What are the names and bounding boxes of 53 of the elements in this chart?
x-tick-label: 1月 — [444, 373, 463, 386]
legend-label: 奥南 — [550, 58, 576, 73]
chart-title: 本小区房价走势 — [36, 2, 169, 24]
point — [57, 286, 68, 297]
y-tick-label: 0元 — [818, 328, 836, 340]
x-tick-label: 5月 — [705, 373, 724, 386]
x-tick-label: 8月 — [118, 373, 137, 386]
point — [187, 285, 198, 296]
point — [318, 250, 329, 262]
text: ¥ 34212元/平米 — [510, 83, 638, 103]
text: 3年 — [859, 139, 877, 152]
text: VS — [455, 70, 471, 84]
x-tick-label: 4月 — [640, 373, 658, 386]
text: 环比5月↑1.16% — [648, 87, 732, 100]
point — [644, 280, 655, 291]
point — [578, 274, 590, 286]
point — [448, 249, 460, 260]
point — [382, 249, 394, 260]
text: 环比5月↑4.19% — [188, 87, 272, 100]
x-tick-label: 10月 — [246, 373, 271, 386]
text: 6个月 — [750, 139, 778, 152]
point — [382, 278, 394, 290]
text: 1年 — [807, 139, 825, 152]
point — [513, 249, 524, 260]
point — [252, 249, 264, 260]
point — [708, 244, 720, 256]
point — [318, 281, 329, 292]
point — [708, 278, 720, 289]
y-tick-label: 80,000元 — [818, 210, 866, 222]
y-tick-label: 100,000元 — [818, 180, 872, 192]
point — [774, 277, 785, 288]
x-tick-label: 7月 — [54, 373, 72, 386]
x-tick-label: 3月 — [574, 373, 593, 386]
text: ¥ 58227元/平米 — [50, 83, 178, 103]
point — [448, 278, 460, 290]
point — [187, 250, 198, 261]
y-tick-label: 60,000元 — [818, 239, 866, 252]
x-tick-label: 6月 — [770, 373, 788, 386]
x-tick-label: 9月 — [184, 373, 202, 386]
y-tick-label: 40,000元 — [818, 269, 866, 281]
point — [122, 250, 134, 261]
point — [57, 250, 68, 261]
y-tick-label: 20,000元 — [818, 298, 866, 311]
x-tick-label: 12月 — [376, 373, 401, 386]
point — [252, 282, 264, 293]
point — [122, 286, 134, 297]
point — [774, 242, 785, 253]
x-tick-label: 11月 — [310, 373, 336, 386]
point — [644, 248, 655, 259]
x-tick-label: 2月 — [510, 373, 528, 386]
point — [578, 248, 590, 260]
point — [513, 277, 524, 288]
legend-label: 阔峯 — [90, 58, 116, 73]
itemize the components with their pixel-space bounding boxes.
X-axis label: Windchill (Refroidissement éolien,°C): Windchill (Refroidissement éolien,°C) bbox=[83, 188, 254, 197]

> Task prompt:
Rewrite the entries as a numbered list, starting at the first line and stopping after the line that contains "x-tick-label: 6月 — [770, 373, 788, 386]". Leave out any blank lines.

> Task answer:
1. What are the names and bounding boxes of 53 of the elements in this chart?
2. x-tick-label: 1月 — [444, 373, 463, 386]
3. legend-label: 奥南 — [550, 58, 576, 73]
4. chart-title: 本小区房价走势 — [36, 2, 169, 24]
5. point — [57, 286, 68, 297]
6. y-tick-label: 0元 — [818, 328, 836, 340]
7. x-tick-label: 5月 — [705, 373, 724, 386]
8. x-tick-label: 8月 — [118, 373, 137, 386]
9. point — [187, 285, 198, 296]
10. point — [318, 250, 329, 262]
11. text: ¥ 34212元/平米 — [510, 83, 638, 103]
12. text: 3年 — [859, 139, 877, 152]
13. text: VS — [455, 70, 471, 84]
14. x-tick-label: 4月 — [640, 373, 658, 386]
15. text: 环比5月↑1.16% — [648, 87, 732, 100]
16. point — [644, 280, 655, 291]
17. point — [578, 274, 590, 286]
18. point — [448, 249, 460, 260]
19. point — [382, 249, 394, 260]
20. text: 环比5月↑4.19% — [188, 87, 272, 100]
21. x-tick-label: 10月 — [246, 373, 271, 386]
22. text: 6个月 — [750, 139, 778, 152]
23. point — [382, 278, 394, 290]
24. text: 1年 — [807, 139, 825, 152]
25. point — [513, 249, 524, 260]
26. point — [252, 249, 264, 260]
27. point — [708, 244, 720, 256]
28. point — [318, 281, 329, 292]
29. point — [708, 278, 720, 289]
30. y-tick-label: 80,000元 — [818, 210, 866, 222]
31. y-tick-label: 100,000元 — [818, 180, 872, 192]
32. point — [774, 277, 785, 288]
33. x-tick-label: 7月 — [54, 373, 72, 386]
34. x-tick-label: 3月 — [574, 373, 593, 386]
35. text: ¥ 58227元/平米 — [50, 83, 178, 103]
36. point — [448, 278, 460, 290]
37. point — [187, 250, 198, 261]
38. y-tick-label: 60,000元 — [818, 239, 866, 252]
39. x-tick-label: 6月 — [770, 373, 788, 386]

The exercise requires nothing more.